Nothing but the records, copied exactly and stripped of pictures, should be in the answer.

————————

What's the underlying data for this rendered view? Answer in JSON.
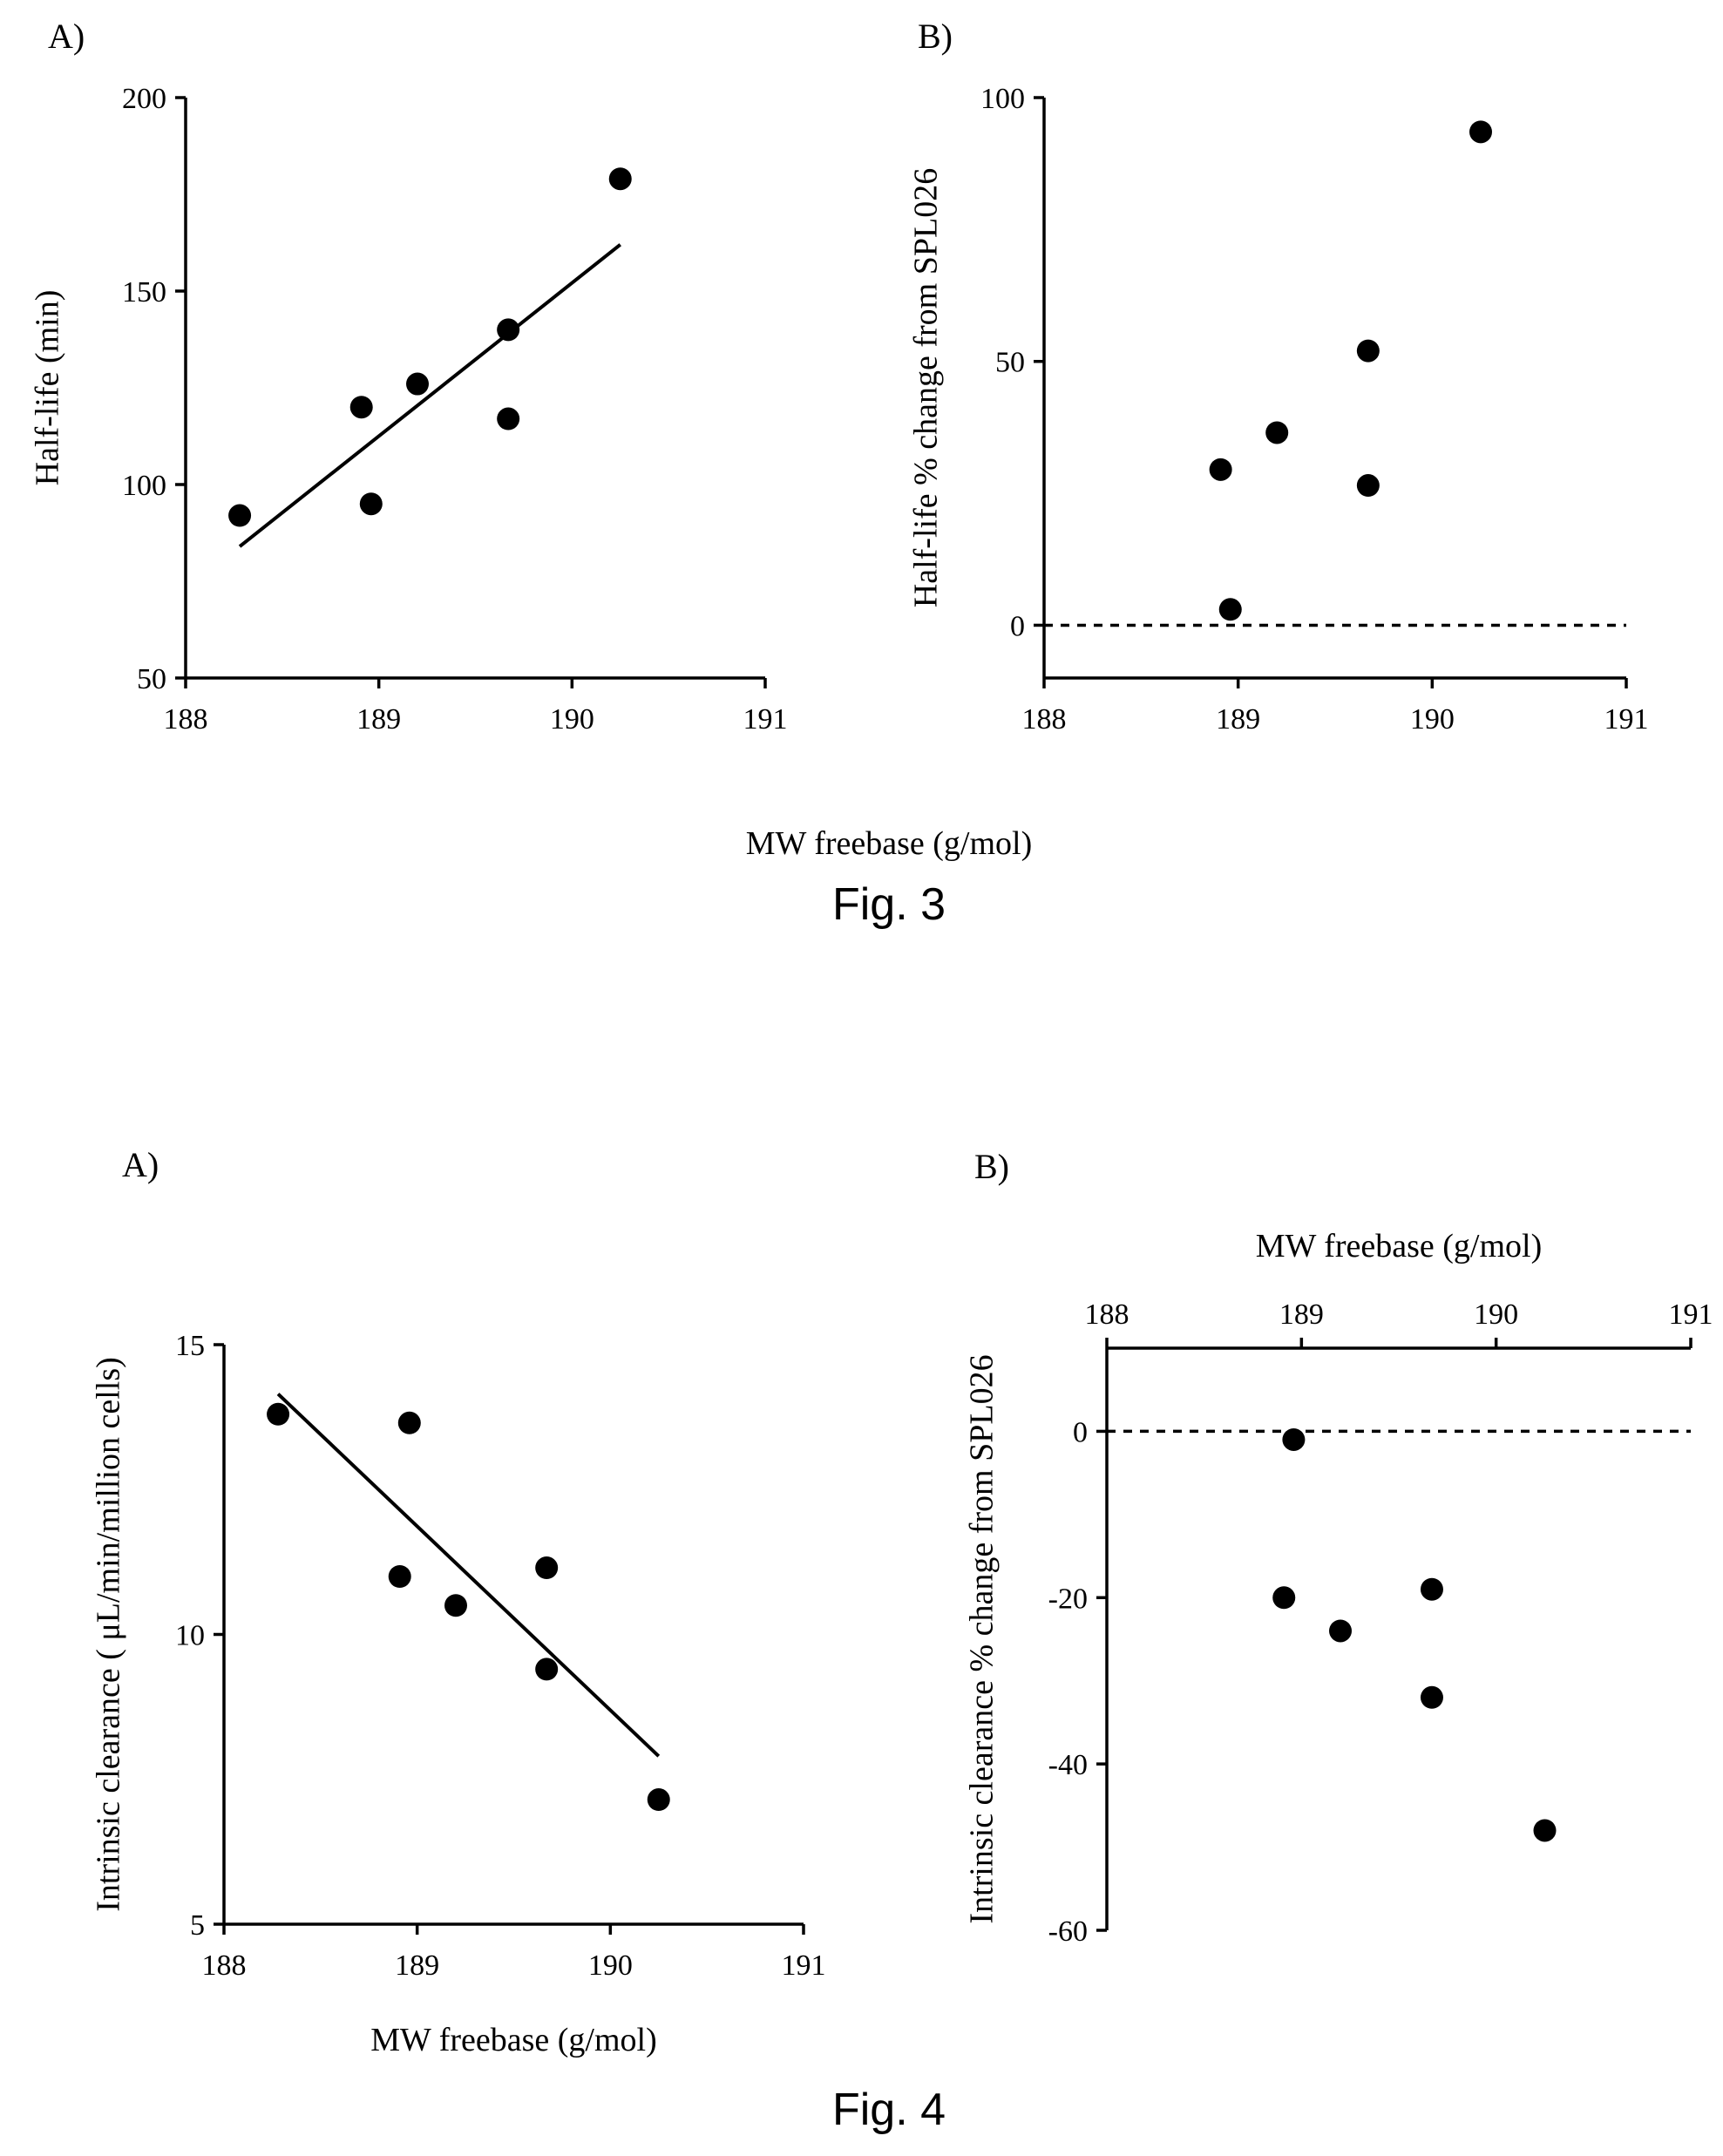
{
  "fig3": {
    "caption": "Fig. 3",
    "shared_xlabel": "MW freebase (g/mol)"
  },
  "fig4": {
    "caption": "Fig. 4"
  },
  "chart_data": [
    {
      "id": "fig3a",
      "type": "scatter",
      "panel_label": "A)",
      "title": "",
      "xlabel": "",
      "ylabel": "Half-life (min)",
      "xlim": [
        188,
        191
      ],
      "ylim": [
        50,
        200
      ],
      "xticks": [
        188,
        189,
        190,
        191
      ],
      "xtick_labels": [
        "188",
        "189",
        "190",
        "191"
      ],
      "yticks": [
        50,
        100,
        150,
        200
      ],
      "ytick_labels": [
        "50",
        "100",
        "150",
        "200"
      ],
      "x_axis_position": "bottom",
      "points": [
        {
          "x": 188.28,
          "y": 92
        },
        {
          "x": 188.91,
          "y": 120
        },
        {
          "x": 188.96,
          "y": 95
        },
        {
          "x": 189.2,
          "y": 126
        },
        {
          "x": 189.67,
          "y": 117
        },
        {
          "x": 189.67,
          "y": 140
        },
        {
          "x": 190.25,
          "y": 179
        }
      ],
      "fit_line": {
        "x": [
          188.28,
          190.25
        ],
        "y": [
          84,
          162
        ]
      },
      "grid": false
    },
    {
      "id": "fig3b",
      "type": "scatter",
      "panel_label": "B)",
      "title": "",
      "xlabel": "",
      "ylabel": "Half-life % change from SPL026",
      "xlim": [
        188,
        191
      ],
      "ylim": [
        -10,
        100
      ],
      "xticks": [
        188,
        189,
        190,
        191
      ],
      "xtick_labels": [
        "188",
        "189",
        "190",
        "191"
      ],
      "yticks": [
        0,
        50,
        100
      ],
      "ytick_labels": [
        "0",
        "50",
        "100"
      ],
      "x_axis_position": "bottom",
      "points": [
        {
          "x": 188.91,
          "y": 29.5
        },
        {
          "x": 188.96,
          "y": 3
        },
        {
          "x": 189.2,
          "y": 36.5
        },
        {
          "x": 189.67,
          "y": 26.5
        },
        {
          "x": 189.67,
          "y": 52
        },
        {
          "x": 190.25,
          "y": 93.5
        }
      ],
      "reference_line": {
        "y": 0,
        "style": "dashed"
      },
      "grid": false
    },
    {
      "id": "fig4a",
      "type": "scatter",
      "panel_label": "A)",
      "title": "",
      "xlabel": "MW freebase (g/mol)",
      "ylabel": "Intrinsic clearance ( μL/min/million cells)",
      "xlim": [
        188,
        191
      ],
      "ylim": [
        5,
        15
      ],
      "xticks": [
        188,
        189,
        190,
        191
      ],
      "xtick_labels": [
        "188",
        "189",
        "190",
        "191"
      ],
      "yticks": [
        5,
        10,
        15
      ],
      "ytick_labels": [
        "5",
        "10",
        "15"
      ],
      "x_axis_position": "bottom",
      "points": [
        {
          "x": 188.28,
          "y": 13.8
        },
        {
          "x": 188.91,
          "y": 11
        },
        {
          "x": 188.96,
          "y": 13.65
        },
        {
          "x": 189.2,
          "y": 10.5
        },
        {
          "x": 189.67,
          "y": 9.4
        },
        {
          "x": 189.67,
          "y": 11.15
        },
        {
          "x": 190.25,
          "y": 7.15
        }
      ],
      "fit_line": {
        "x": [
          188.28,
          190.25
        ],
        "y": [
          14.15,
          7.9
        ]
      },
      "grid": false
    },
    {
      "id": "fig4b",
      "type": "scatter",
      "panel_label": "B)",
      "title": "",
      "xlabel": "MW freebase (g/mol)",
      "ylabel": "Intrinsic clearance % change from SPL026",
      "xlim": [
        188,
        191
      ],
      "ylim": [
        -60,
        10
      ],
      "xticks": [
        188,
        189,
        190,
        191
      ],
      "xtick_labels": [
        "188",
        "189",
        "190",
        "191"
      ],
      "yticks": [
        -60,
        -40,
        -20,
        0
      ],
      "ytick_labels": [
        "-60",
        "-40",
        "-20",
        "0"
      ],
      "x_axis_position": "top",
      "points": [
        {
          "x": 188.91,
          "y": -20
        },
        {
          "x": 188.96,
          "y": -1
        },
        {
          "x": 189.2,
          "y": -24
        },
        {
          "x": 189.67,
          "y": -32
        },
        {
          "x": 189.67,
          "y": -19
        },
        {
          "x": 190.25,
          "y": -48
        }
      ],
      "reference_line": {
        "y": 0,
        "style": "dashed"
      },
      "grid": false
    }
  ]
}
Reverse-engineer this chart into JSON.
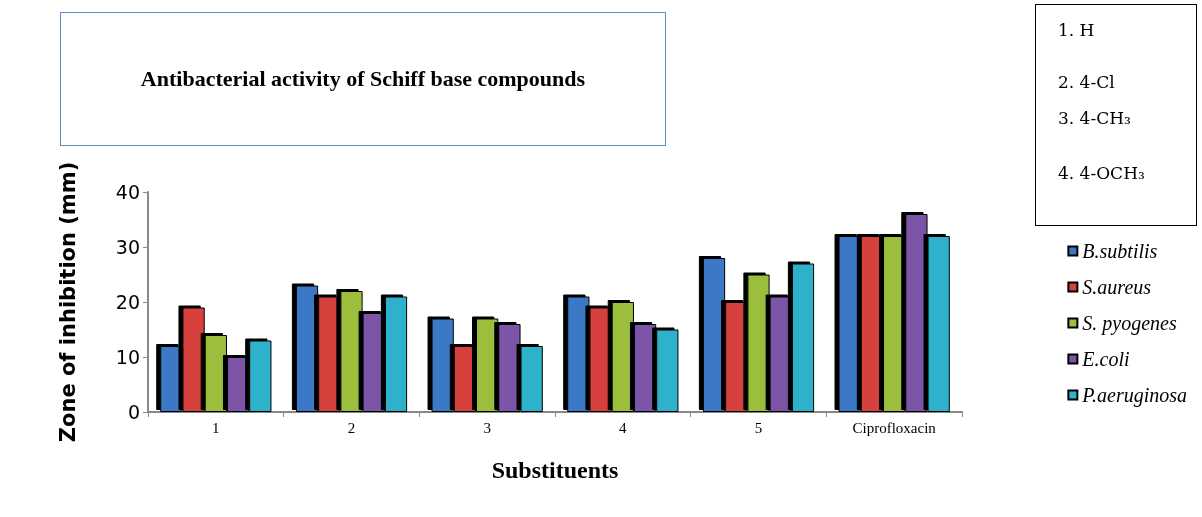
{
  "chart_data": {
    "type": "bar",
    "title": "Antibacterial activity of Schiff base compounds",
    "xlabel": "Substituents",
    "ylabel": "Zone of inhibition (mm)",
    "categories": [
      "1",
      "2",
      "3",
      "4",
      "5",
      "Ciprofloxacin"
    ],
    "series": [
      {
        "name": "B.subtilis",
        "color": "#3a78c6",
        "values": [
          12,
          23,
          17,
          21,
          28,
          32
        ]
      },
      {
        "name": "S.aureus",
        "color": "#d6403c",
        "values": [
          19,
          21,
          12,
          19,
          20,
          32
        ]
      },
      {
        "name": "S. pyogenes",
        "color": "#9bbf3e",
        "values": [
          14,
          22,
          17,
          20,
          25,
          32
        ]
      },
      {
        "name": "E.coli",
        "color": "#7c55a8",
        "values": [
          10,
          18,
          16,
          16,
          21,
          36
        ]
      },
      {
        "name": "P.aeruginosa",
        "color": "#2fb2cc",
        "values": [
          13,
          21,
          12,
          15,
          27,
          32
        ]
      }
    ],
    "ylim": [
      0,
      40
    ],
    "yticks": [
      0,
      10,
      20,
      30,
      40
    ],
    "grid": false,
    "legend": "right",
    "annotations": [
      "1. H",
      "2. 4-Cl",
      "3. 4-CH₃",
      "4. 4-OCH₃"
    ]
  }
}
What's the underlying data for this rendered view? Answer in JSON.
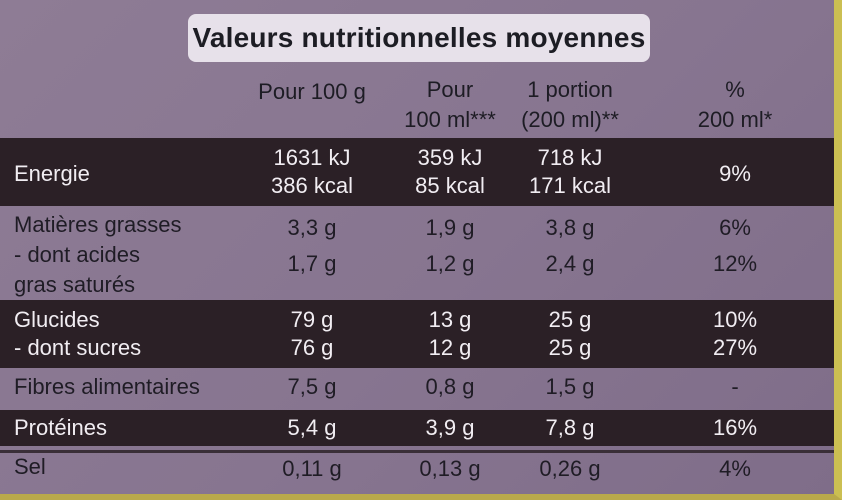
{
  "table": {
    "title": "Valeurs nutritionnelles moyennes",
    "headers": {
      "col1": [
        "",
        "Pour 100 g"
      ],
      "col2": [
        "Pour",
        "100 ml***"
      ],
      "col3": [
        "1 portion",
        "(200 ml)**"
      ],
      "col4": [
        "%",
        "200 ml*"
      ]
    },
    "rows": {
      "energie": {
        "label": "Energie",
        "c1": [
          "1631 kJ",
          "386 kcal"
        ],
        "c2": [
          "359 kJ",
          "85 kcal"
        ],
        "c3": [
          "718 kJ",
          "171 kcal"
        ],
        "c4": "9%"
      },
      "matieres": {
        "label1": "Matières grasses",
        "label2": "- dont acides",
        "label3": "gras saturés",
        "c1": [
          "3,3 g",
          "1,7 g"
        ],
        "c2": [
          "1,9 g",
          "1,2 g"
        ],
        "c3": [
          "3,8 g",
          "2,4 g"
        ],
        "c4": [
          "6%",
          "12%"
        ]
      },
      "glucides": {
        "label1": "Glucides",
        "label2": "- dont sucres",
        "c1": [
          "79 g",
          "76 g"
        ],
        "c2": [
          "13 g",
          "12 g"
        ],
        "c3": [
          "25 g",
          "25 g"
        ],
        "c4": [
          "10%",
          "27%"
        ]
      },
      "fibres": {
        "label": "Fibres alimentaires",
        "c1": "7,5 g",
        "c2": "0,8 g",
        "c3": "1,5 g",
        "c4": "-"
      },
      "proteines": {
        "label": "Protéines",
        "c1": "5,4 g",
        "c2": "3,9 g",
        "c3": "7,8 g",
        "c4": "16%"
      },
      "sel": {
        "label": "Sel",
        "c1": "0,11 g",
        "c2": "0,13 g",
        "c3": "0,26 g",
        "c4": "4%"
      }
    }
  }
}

————————

= YOUR RESPONSE =
What's the underlying data for this rendered view? Answer in JSON.
{
  "fig3": {
    "caption": "Fig. 3",
    "shared_xlabel": "MW freebase (g/mol)"
  },
  "fig4": {
    "caption": "Fig. 4"
  },
  "chart_data": [
    {
      "id": "fig3a",
      "type": "scatter",
      "panel_label": "A)",
      "title": "",
      "xlabel": "",
      "ylabel": "Half-life (min)",
      "xlim": [
        188,
        191
      ],
      "ylim": [
        50,
        200
      ],
      "xticks": [
        188,
        189,
        190,
        191
      ],
      "xtick_labels": [
        "188",
        "189",
        "190",
        "191"
      ],
      "yticks": [
        50,
        100,
        150,
        200
      ],
      "ytick_labels": [
        "50",
        "100",
        "150",
        "200"
      ],
      "x_axis_position": "bottom",
      "points": [
        {
          "x": 188.28,
          "y": 92
        },
        {
          "x": 188.91,
          "y": 120
        },
        {
          "x": 188.96,
          "y": 95
        },
        {
          "x": 189.2,
          "y": 126
        },
        {
          "x": 189.67,
          "y": 117
        },
        {
          "x": 189.67,
          "y": 140
        },
        {
          "x": 190.25,
          "y": 179
        }
      ],
      "fit_line": {
        "x": [
          188.28,
          190.25
        ],
        "y": [
          84,
          162
        ]
      },
      "grid": false
    },
    {
      "id": "fig3b",
      "type": "scatter",
      "panel_label": "B)",
      "title": "",
      "xlabel": "",
      "ylabel": "Half-life % change from SPL026",
      "xlim": [
        188,
        191
      ],
      "ylim": [
        -10,
        100
      ],
      "xticks": [
        188,
        189,
        190,
        191
      ],
      "xtick_labels": [
        "188",
        "189",
        "190",
        "191"
      ],
      "yticks": [
        0,
        50,
        100
      ],
      "ytick_labels": [
        "0",
        "50",
        "100"
      ],
      "x_axis_position": "bottom",
      "points": [
        {
          "x": 188.91,
          "y": 29.5
        },
        {
          "x": 188.96,
          "y": 3
        },
        {
          "x": 189.2,
          "y": 36.5
        },
        {
          "x": 189.67,
          "y": 26.5
        },
        {
          "x": 189.67,
          "y": 52
        },
        {
          "x": 190.25,
          "y": 93.5
        }
      ],
      "reference_line": {
        "y": 0,
        "style": "dashed"
      },
      "grid": false
    },
    {
      "id": "fig4a",
      "type": "scatter",
      "panel_label": "A)",
      "title": "",
      "xlabel": "MW freebase (g/mol)",
      "ylabel": "Intrinsic clearance ( μL/min/million cells)",
      "xlim": [
        188,
        191
      ],
      "ylim": [
        5,
        15
      ],
      "xticks": [
        188,
        189,
        190,
        191
      ],
      "xtick_labels": [
        "188",
        "189",
        "190",
        "191"
      ],
      "yticks": [
        5,
        10,
        15
      ],
      "ytick_labels": [
        "5",
        "10",
        "15"
      ],
      "x_axis_position": "bottom",
      "points": [
        {
          "x": 188.28,
          "y": 13.8
        },
        {
          "x": 188.91,
          "y": 11
        },
        {
          "x": 188.96,
          "y": 13.65
        },
        {
          "x": 189.2,
          "y": 10.5
        },
        {
          "x": 189.67,
          "y": 9.4
        },
        {
          "x": 189.67,
          "y": 11.15
        },
        {
          "x": 190.25,
          "y": 7.15
        }
      ],
      "fit_line": {
        "x": [
          188.28,
          190.25
        ],
        "y": [
          14.15,
          7.9
        ]
      },
      "grid": false
    },
    {
      "id": "fig4b",
      "type": "scatter",
      "panel_label": "B)",
      "title": "",
      "xlabel": "MW freebase (g/mol)",
      "ylabel": "Intrinsic clearance % change from SPL026",
      "xlim": [
        188,
        191
      ],
      "ylim": [
        -60,
        10
      ],
      "xticks": [
        188,
        189,
        190,
        191
      ],
      "xtick_labels": [
        "188",
        "189",
        "190",
        "191"
      ],
      "yticks": [
        -60,
        -40,
        -20,
        0
      ],
      "ytick_labels": [
        "-60",
        "-40",
        "-20",
        "0"
      ],
      "x_axis_position": "top",
      "points": [
        {
          "x": 188.91,
          "y": -20
        },
        {
          "x": 188.96,
          "y": -1
        },
        {
          "x": 189.2,
          "y": -24
        },
        {
          "x": 189.67,
          "y": -32
        },
        {
          "x": 189.67,
          "y": -19
        },
        {
          "x": 190.25,
          "y": -48
        }
      ],
      "reference_line": {
        "y": 0,
        "style": "dashed"
      },
      "grid": false
    }
  ]
}
Reverse-engineer this chart into JSON.
{
  "chart_data": {
    "type": "bar",
    "title": "Antibacterial activity of Schiff base compounds",
    "xlabel": "Substituents",
    "ylabel": "Zone of inhibition (mm)",
    "categories": [
      "1",
      "2",
      "3",
      "4",
      "5",
      "Ciprofloxacin"
    ],
    "series": [
      {
        "name": "B.subtilis",
        "color": "#3a78c6",
        "values": [
          12,
          23,
          17,
          21,
          28,
          32
        ]
      },
      {
        "name": "S.aureus",
        "color": "#d6403c",
        "values": [
          19,
          21,
          12,
          19,
          20,
          32
        ]
      },
      {
        "name": "S. pyogenes",
        "color": "#9bbf3e",
        "values": [
          14,
          22,
          17,
          20,
          25,
          32
        ]
      },
      {
        "name": "E.coli",
        "color": "#7c55a8",
        "values": [
          10,
          18,
          16,
          16,
          21,
          36
        ]
      },
      {
        "name": "P.aeruginosa",
        "color": "#2fb2cc",
        "values": [
          13,
          21,
          12,
          15,
          27,
          32
        ]
      }
    ],
    "ylim": [
      0,
      40
    ],
    "yticks": [
      0,
      10,
      20,
      30,
      40
    ],
    "grid": false,
    "legend": "right",
    "annotations": [
      "1. H",
      "2. 4-Cl",
      "3. 4-CH₃",
      "4. 4-OCH₃"
    ]
  }
}
What's the underlying data for this rendered view? Answer in JSON.
{
  "table": {
    "title": "Valeurs nutritionnelles moyennes",
    "headers": {
      "col1": [
        "",
        "Pour 100 g"
      ],
      "col2": [
        "Pour",
        "100 ml***"
      ],
      "col3": [
        "1 portion",
        "(200 ml)**"
      ],
      "col4": [
        "%",
        "200 ml*"
      ]
    },
    "rows": {
      "energie": {
        "label": "Energie",
        "c1": [
          "1631 kJ",
          "386 kcal"
        ],
        "c2": [
          "359 kJ",
          "85 kcal"
        ],
        "c3": [
          "718 kJ",
          "171 kcal"
        ],
        "c4": "9%"
      },
      "matieres": {
        "label1": "Matières grasses",
        "label2": "- dont acides",
        "label3": "gras saturés",
        "c1": [
          "3,3 g",
          "1,7 g"
        ],
        "c2": [
          "1,9 g",
          "1,2 g"
        ],
        "c3": [
          "3,8 g",
          "2,4 g"
        ],
        "c4": [
          "6%",
          "12%"
        ]
      },
      "glucides": {
        "label1": "Glucides",
        "label2": "- dont sucres",
        "c1": [
          "79 g",
          "76 g"
        ],
        "c2": [
          "13 g",
          "12 g"
        ],
        "c3": [
          "25 g",
          "25 g"
        ],
        "c4": [
          "10%",
          "27%"
        ]
      },
      "fibres": {
        "label": "Fibres alimentaires",
        "c1": "7,5 g",
        "c2": "0,8 g",
        "c3": "1,5 g",
        "c4": "-"
      },
      "proteines": {
        "label": "Protéines",
        "c1": "5,4 g",
        "c2": "3,9 g",
        "c3": "7,8 g",
        "c4": "16%"
      },
      "sel": {
        "label": "Sel",
        "c1": "0,11 g",
        "c2": "0,13 g",
        "c3": "0,26 g",
        "c4": "4%"
      }
    }
  }
}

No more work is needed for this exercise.